Shanghai Lily (Dietrich), known as "the White Flower of the Chinese Coast," and her ex-lover (Brook) meet again on the great Chinese train as it makes its way to Shanghai. When Brook is taken hostage by a scheming rebel leader (Oland) who's on the train, Lily uses her somewhat tarnished virtue as ransom.

From The Movie Guide: "The fourth of the Josef von Sternberg-Marlene Dietrich collaborations (following THE BLUE ANGEL, MOROCCO, and DISHONORED), SHANGHAI EXPRESS is a mystical and exotic story of love and destruction, a film for which star and director became legends. ...

--------

DO THIS - Carry on the Shanghai Express film description from its final sentence.

--------

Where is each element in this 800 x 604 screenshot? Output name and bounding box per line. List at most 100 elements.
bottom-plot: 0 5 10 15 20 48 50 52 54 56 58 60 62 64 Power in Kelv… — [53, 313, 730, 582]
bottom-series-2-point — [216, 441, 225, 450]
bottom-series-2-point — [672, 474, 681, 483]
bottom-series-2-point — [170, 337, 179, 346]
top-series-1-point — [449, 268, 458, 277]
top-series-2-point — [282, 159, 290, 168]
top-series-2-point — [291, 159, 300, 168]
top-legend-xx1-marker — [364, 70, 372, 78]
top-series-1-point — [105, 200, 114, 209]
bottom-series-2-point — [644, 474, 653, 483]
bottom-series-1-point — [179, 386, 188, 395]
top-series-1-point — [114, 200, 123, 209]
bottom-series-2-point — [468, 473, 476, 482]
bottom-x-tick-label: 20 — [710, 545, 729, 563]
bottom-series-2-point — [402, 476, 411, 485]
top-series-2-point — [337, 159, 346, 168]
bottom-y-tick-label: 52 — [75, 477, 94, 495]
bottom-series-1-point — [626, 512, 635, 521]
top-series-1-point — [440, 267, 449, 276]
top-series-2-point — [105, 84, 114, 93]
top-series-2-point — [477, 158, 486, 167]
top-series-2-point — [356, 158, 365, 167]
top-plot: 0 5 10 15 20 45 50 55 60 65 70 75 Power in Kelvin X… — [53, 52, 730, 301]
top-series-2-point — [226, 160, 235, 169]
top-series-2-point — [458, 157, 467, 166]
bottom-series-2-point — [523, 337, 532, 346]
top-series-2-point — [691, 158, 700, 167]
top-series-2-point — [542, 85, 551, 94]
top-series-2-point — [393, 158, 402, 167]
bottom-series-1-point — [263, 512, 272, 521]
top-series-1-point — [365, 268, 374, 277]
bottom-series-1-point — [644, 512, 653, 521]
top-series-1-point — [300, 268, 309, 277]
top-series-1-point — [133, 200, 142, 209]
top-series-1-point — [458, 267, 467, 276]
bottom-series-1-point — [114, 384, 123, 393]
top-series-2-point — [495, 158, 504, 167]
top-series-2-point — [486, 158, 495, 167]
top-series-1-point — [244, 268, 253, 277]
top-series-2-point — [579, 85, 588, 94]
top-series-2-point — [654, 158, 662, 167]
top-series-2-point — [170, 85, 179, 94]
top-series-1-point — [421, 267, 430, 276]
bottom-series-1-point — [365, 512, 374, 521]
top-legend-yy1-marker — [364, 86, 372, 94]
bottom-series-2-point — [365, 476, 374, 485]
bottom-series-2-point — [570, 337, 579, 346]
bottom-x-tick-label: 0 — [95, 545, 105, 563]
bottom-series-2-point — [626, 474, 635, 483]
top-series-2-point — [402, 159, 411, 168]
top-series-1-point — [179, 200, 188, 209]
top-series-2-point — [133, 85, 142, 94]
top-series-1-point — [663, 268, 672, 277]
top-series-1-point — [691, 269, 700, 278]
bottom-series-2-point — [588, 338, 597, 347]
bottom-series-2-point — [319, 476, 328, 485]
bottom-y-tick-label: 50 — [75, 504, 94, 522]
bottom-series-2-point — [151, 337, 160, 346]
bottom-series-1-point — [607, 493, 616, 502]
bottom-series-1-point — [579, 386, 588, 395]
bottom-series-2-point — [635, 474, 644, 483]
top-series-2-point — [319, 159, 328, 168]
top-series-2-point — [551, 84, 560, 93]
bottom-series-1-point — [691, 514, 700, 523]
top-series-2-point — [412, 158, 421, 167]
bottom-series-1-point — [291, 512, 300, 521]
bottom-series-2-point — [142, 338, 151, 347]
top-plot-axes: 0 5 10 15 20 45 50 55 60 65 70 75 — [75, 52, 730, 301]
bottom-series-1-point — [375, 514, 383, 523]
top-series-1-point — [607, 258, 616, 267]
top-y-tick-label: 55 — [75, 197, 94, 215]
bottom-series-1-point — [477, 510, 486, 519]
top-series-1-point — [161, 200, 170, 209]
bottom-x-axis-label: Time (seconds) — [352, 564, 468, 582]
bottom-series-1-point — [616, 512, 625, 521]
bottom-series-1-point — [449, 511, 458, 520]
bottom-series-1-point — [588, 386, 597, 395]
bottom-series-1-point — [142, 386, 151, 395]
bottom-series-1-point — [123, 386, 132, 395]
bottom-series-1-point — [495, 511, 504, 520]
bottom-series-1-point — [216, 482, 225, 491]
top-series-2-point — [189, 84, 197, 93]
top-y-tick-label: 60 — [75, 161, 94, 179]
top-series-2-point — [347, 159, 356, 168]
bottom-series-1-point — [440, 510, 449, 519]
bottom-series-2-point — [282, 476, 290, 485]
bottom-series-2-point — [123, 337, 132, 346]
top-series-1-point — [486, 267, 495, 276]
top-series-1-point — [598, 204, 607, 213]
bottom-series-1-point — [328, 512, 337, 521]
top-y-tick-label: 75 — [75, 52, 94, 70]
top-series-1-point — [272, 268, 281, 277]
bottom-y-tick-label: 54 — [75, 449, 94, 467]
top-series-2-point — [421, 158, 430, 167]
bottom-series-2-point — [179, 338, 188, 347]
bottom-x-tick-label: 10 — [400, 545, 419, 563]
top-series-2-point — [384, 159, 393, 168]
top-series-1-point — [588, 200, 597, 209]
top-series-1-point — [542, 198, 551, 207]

--------

RESULT OF THE TASK -
"Though von Sternberg insisted the film was based on a one-page treatment handed him by Harry Hervey, the story of SHANGHAI EXPRESS is clearly drawn from Guy de Maupassant's classic short story of a French prostitute during the Franco-Prussian war, 'Boule de Suif.' The final film, however, is all von Sternberg, his enigmatic creation, Dietrich, filling the screen with her stunning persona. Dietrich, as always, gave von Sternberg the exact performance he had envisioned, but feuds and hard feelings ran rampant between the director and the rest of the cast. Von Sternberg was something of a tyrant on the set, and actors received the brunt of his wrath. Lending further credence to his tyrannical image on the set, von Sternberg, who had nearly lost his voice from shouting, dismissed a suggestion from Sam Jaffe to use a megaphone, instead hooking up a public address system."

SHANGHAI EXPRESS won an Oscar for Best Cinematography (Lee Garmes). It was also nominated for Best Picture (losing to GRAND HOTEL) and Director.